* _Required work_:
A – In the passage on modernizing appraisal, starting at "This Modernizing Appraisal series is" and ending at "relies on prior established intelligence.", replace "prior established intelligence" with "previously acquired knowledge" and give that part again.
B – According to the appraisal passage, what does artificial intelligence follow?
C – Please carry the appraisal passage forward from its final line.
── Passage
Intelligence is “the ability to acquire and apply knowledge and skills.”  For valuation and risk decisions, we have three relevancies:

  • Human intelligence applies research, market knowledge, and proper methodology skills.
  • Artificial intelligence (Ai) follows instructions and context provided by the analyst.
  • Human art – is an expression of ideas, intuition, and skill.

This Modernizing Appraisal series is about the analysis processnot FannieMae and FreddieMac reporting requirements. The process is identical:   1) The problem;  2) The data;  3) Predict or adjust;  4) Communicate.  We continue here on #1 – defining the  problem to be solved.     Read the earlier parts of this series here.

Humans rely on prior established intelligence.   Ai relies on prior established intelligence.

Artificial intelligence requires certain things.  These are accomplished via the art of prompting. Guidelines for well-designed prompts include:

  1. Clear intent – the goal or result you want: like form, structure, or appearance of the result.
────
── Records supplied
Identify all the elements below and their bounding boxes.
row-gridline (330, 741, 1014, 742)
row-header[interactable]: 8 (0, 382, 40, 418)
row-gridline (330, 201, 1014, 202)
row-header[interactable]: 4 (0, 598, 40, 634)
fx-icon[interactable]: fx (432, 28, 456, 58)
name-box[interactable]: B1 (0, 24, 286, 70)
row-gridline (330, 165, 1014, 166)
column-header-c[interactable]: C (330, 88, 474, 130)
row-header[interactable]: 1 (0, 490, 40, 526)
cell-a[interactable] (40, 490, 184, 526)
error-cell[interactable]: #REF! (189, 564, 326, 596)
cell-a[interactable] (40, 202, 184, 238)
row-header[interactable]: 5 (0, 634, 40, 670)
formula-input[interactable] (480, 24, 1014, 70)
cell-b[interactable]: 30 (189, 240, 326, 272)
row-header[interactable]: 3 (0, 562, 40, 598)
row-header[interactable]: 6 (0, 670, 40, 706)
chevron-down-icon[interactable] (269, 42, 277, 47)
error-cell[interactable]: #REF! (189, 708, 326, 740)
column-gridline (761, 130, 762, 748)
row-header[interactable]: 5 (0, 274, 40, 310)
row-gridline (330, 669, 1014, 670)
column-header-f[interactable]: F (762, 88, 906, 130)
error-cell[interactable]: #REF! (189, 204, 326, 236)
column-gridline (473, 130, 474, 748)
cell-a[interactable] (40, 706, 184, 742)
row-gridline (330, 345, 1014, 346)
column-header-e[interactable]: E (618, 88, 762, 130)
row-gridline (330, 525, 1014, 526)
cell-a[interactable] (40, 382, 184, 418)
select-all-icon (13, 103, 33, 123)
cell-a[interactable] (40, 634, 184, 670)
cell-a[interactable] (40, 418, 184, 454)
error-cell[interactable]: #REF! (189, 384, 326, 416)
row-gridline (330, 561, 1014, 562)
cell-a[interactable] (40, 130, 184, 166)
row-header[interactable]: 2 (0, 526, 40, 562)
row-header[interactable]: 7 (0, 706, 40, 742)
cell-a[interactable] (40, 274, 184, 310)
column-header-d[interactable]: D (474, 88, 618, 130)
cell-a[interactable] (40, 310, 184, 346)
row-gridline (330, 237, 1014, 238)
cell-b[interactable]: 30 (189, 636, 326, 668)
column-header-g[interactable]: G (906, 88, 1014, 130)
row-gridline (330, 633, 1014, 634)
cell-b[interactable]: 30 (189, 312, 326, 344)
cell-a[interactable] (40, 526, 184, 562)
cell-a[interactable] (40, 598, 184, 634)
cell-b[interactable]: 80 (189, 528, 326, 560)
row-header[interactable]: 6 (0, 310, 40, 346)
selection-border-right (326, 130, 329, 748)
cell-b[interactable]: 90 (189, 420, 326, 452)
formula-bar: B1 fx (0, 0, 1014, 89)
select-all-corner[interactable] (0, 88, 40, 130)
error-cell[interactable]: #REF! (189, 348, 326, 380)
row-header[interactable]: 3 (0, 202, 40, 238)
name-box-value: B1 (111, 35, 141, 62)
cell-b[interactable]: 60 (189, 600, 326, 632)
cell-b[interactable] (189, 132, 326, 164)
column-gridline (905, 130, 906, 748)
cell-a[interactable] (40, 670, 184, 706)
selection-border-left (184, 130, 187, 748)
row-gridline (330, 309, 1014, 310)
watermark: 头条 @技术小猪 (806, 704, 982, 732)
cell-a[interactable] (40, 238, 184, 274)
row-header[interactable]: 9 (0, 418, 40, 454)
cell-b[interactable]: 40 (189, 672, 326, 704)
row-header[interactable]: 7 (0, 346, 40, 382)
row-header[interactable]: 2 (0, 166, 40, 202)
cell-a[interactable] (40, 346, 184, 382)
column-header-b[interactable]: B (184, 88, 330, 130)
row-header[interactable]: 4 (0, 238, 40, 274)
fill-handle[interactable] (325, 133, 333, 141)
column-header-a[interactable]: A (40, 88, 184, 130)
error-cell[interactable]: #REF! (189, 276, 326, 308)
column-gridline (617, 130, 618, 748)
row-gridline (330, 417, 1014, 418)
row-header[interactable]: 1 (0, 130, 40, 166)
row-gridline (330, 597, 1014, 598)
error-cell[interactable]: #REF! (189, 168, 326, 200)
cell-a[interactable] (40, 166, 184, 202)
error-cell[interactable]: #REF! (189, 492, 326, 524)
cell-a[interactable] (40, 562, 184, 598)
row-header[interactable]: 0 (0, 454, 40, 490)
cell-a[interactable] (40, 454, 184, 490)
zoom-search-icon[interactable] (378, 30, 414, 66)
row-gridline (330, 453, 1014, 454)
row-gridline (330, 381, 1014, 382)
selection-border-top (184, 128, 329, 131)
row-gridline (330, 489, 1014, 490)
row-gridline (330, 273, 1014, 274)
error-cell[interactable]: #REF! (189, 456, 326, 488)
────
* _Answers by item_:
A –
This Modernizing Appraisal series is about the analysis processnot FannieMae and FreddieMac reporting requirements. The process is identical:   1) The problem;  2) The data;  3) Predict or adjust;  4) Communicate.  We continue here on #1 – defining the  problem to be solved.     Read the earlier parts of this series here.

Humans rely on previously acquired knowledge.   Ai relies on previously acquired knowledge.

B – It follows instructions and context provided by the analyst.

C –
  2. Context – background, constraints, goals: “We are doing market analysis for valuation.”
  3. Format – the output style: language, text, tables, statistics, graphs.
  4. Boundaries – what is not necessary, or is to be avoided.
  5. Reproducibility – designed for any future reuse?
  6. Citations and sources – reference handling.

Generally, this means: Role framing, how to proceed, guardrails, results appearance.

This requires competence in the field of study, prompt engineering, and related ethical issues.

For appraisal, the competencies using Ai include an understanding of:

  • Appraisal theory and appraisal process
  • Appraisal ethics and regulatory compliance
  • Minimum standards and client/user requirements
  • The above six prompting guidelines, as applied to appraisal.

Automated Valuation Models (AVMs) – which fill a large part of the “market” for collateral risk decision-making – are substantially obscure as to the actual algorithms used.  As such, if there is any use of Ai, it may or may not involve any human expertise in the analysis nor the prompting decisions.

Similarly, “non-appraisal” appraisals – also completed without appraiser competence, licensing, or oversight – can conceal or simply ignore any guidance or competence in the use of Ai for valuation or risk management.

On the other side, there is great benefit from the use of Ai – with good prompt engineering when based on data science principles – when applied to valuation.  We call this Evidence Based Valuation (EBV)©.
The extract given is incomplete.